Method
======
Here the considerations taken in combining the datasets and defining the test are outlined
.. include:: toolchain.rst
Strategy
--------
The current approach considers BSM models in the light of
existing measurements which have already been shown to agree with SM
expectations. Thus this is inherently an exercise in limit-setting
rather than discovery. The assumption is that a generic,
measurement-based approach such as this will not be competitive in terms
of sensitivity, or speed of discovery, with a dedicated search for a
specific BSM final-state signature. However, it will have the advantage
of breadth of coverage, and will make a valuable contribution to physics
at the energy frontier whether or not new signatures are discovered at
the LHC.
In the case of a new discovery, many models will be put forward
to explain the data (as was seen for example :cite:`PhysRevLett.116.150001` after the 750 GeV
diphoton anomaly reported by ATLAS and CMS at the end of 2015 and start
of 2016 :cite:`ATLAS-CONF-2016-018,CMS-PAS-EXO-16-018`).
Checking these models for consistency with existing measurements will be
vital for unravelling whatever the data might be telling us.

Saved data entries

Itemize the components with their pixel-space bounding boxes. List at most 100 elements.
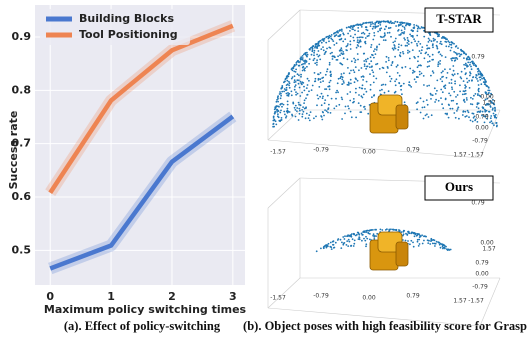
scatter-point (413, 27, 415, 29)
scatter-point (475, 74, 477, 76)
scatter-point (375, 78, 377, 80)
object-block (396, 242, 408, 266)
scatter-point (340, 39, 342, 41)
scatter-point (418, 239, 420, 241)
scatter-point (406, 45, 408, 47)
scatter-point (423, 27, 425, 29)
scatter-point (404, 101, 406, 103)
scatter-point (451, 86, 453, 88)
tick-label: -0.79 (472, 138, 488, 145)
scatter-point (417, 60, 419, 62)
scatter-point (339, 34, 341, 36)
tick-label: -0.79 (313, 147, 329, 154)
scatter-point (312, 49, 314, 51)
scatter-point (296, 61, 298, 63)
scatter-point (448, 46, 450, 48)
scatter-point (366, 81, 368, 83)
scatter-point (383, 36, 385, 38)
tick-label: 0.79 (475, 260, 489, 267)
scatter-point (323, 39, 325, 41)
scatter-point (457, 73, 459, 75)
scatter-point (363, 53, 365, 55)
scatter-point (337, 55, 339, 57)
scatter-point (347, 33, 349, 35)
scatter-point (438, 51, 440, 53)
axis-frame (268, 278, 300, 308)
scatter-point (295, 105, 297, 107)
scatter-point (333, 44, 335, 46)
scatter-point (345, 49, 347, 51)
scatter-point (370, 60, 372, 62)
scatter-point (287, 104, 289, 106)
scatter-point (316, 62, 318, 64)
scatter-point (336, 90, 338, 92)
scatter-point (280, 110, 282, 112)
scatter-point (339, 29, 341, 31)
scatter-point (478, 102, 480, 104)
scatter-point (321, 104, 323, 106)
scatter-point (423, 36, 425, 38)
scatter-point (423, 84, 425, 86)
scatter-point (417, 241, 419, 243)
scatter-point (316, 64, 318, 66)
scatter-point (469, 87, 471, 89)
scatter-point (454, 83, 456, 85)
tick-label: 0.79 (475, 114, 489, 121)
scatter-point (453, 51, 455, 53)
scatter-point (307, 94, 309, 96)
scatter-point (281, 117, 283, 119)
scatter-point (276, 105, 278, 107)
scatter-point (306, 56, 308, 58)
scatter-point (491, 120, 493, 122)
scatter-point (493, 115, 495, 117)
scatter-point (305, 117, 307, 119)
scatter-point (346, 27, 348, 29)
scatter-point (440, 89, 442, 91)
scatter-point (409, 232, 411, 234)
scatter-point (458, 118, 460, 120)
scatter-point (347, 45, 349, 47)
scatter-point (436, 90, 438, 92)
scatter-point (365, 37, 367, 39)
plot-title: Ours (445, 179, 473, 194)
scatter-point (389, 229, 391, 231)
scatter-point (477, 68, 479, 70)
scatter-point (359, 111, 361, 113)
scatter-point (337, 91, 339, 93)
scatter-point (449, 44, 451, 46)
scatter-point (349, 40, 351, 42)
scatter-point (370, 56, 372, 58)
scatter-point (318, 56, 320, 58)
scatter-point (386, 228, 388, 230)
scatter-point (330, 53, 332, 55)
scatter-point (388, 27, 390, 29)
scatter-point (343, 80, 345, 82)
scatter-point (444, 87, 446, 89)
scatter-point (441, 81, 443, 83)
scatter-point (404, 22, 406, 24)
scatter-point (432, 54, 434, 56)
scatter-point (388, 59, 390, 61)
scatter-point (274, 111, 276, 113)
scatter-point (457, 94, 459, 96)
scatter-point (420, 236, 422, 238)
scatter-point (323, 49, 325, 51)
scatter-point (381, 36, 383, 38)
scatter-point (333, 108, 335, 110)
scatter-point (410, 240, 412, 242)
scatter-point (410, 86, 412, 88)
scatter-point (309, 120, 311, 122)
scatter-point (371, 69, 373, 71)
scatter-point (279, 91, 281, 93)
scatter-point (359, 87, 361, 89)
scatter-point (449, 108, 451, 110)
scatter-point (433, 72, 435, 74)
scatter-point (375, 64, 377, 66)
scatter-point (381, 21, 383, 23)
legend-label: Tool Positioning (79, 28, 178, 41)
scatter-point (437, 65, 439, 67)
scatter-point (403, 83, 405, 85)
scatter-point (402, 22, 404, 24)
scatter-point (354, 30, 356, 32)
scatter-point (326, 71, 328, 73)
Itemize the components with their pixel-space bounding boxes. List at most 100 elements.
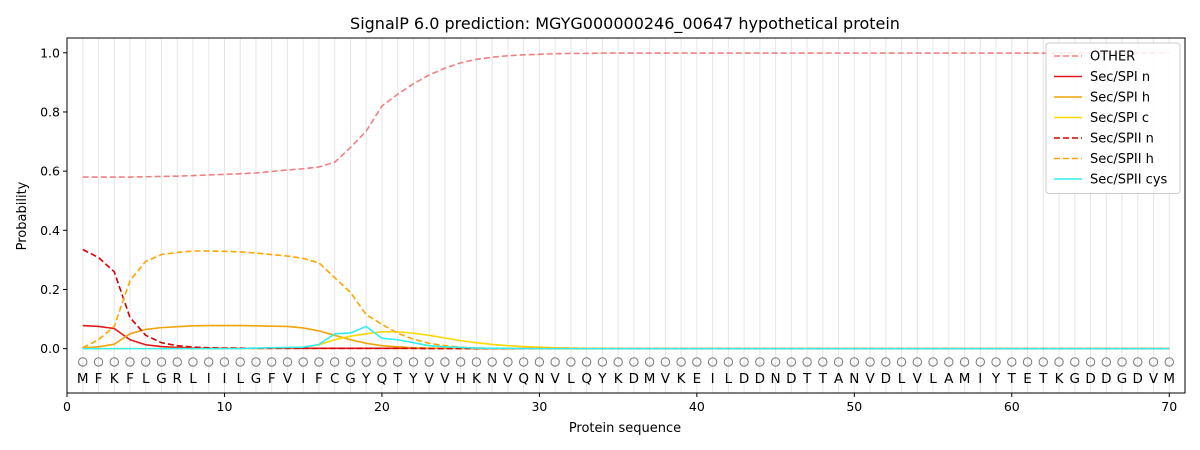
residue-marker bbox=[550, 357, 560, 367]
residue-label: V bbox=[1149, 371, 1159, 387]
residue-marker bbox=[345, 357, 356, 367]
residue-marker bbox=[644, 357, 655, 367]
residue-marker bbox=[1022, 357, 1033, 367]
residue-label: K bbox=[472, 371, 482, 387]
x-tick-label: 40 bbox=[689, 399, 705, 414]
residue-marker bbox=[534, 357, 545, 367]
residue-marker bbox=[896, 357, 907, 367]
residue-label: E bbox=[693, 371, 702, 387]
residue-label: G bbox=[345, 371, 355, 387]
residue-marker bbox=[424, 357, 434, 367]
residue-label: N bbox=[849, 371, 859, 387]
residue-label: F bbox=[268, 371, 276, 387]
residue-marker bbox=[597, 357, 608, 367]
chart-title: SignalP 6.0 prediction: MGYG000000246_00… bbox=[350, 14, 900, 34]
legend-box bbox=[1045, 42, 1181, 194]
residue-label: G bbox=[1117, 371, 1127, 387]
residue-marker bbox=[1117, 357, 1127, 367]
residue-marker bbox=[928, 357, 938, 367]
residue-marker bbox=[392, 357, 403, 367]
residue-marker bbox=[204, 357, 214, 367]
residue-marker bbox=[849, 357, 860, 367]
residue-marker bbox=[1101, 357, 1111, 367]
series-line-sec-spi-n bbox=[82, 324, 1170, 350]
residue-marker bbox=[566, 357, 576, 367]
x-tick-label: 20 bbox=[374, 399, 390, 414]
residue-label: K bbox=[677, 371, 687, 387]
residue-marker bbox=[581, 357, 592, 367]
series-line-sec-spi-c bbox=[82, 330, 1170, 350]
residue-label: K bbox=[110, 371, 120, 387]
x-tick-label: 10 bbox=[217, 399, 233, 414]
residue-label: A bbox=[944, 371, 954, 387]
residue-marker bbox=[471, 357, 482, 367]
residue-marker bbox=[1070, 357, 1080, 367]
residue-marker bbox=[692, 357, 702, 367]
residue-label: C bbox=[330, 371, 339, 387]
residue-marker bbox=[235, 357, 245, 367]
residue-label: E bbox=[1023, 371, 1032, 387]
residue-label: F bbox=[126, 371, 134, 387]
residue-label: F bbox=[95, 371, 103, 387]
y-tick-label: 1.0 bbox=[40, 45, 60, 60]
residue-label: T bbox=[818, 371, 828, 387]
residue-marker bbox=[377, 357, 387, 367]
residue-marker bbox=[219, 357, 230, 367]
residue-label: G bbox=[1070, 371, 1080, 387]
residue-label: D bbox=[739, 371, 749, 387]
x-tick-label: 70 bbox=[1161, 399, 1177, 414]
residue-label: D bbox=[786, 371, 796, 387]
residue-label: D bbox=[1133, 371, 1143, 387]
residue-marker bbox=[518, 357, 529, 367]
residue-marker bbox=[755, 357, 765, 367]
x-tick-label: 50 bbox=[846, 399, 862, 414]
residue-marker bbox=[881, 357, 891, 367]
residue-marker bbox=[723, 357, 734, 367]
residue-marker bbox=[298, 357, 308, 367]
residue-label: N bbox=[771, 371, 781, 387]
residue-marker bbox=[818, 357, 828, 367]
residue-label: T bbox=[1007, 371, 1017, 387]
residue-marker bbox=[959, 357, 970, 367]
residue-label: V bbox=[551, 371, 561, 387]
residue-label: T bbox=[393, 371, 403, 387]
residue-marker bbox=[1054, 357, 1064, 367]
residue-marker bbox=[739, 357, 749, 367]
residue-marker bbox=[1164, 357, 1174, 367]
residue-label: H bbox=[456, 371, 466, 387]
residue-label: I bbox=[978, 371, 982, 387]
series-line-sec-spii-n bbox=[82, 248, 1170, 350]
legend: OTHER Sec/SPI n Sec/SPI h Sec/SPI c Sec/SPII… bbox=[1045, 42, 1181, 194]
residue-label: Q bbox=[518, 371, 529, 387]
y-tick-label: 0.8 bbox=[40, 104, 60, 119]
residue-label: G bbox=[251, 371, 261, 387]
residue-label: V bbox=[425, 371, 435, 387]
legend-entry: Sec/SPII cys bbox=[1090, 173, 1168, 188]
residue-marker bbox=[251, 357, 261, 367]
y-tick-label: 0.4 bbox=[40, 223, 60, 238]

• [Stated goal 1] From the method section, print the passage from "In the case" up to and including "be telling us.".
• [Stated goal 2]
Answer these questions from the method section:
(a) According to the strategy, what kind of exercise is the current approach inherently?
(b) What advantage is the generic, measurement-based approach said to have?
(c) Which experiments reported the 750 GeV diphoton anomaly?
These entries are separate from the method section.

• [Task result 1]
In the case of a new discovery, many models will be put forward
to explain the data (as was seen for example :cite:`PhysRevLett.116.150001` after the 750 GeV
diphoton anomaly reported by ATLAS and CMS at the end of 2015 and start
of 2016 :cite:`ATLAS-CONF-2016-018,CMS-PAS-EXO-16-018`).
Checking these models for consistency with existing measurements will be
vital for unravelling whatever the data might be telling us.

• [Task result 2]
(a) An exercise in limit-setting rather than discovery.
(b) Breadth of coverage.
(c) ATLAS and CMS.